— START EXCERPTED RECORDS —

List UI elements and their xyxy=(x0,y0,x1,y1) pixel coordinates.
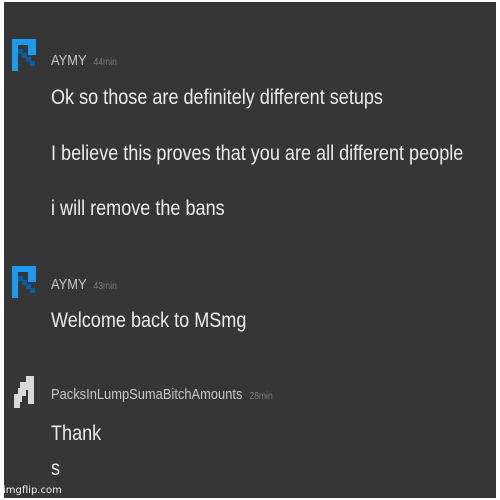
message-text: I believe this proves that you are all d… xyxy=(51,142,464,165)
chat-window: AYMY 44min Ok so those are definitely dif… xyxy=(4,2,496,498)
blue-pickaxe-icon xyxy=(12,39,36,71)
timestamp: 43min xyxy=(93,281,117,292)
watermark: imgflip.com xyxy=(3,485,62,496)
screenshot-frame: AYMY 44min Ok so those are definitely dif… xyxy=(0,0,500,500)
user-avatar[interactable] xyxy=(12,376,38,410)
username-text[interactable]: PacksInLumpSumaBitchAmounts xyxy=(51,386,242,403)
username-text[interactable]: AYMY xyxy=(51,276,87,293)
message-text: s xyxy=(51,457,61,480)
user-avatar[interactable] xyxy=(12,39,38,73)
username[interactable]: AYMY 43min xyxy=(51,276,117,293)
message-text: i will remove the bans xyxy=(51,197,225,220)
message-text: Thank xyxy=(51,422,102,445)
timestamp: 28min xyxy=(249,391,273,402)
timestamp: 44min xyxy=(93,57,117,68)
username-text[interactable]: AYMY xyxy=(51,52,87,69)
white-pixel-figure-icon xyxy=(14,376,34,408)
message-text: Welcome back to MSmg xyxy=(51,309,247,332)
username[interactable]: PacksInLumpSumaBitchAmounts 28min xyxy=(51,386,273,403)
blue-pickaxe-icon xyxy=(12,266,36,298)
user-avatar[interactable] xyxy=(12,266,38,300)
username[interactable]: AYMY 44min xyxy=(51,52,117,69)
message-text: Ok so those are definitely different set… xyxy=(51,86,383,109)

— END EXCERPTED RECORDS —

Extract every row above word for word, leaving out the picture.

List UI elements and their xyxy=(x0,y0,x1,y1) pixel coordinates.
message-text: I believe this proves that you are all d… xyxy=(51,142,464,165)
chat-window: AYMY 44min Ok so those are definitely dif… xyxy=(4,2,496,498)
blue-pickaxe-icon xyxy=(12,39,36,71)
timestamp: 43min xyxy=(93,281,117,292)
watermark: imgflip.com xyxy=(3,485,62,496)
screenshot-frame: AYMY 44min Ok so those are definitely dif… xyxy=(0,0,500,500)
user-avatar[interactable] xyxy=(12,376,38,410)
username-text[interactable]: PacksInLumpSumaBitchAmounts xyxy=(51,386,242,403)
username-text[interactable]: AYMY xyxy=(51,276,87,293)
message-text: s xyxy=(51,457,61,480)
user-avatar[interactable] xyxy=(12,39,38,73)
username[interactable]: AYMY 43min xyxy=(51,276,117,293)
message-text: i will remove the bans xyxy=(51,197,225,220)
message-text: Thank xyxy=(51,422,102,445)
timestamp: 28min xyxy=(249,391,273,402)
timestamp: 44min xyxy=(93,57,117,68)
username-text[interactable]: AYMY xyxy=(51,52,87,69)
white-pixel-figure-icon xyxy=(14,376,34,408)
message-text: Welcome back to MSmg xyxy=(51,309,247,332)
username[interactable]: PacksInLumpSumaBitchAmounts 28min xyxy=(51,386,273,403)
blue-pickaxe-icon xyxy=(12,266,36,298)
user-avatar[interactable] xyxy=(12,266,38,300)
username[interactable]: AYMY 44min xyxy=(51,52,117,69)
message-text: Ok so those are definitely different set… xyxy=(51,86,383,109)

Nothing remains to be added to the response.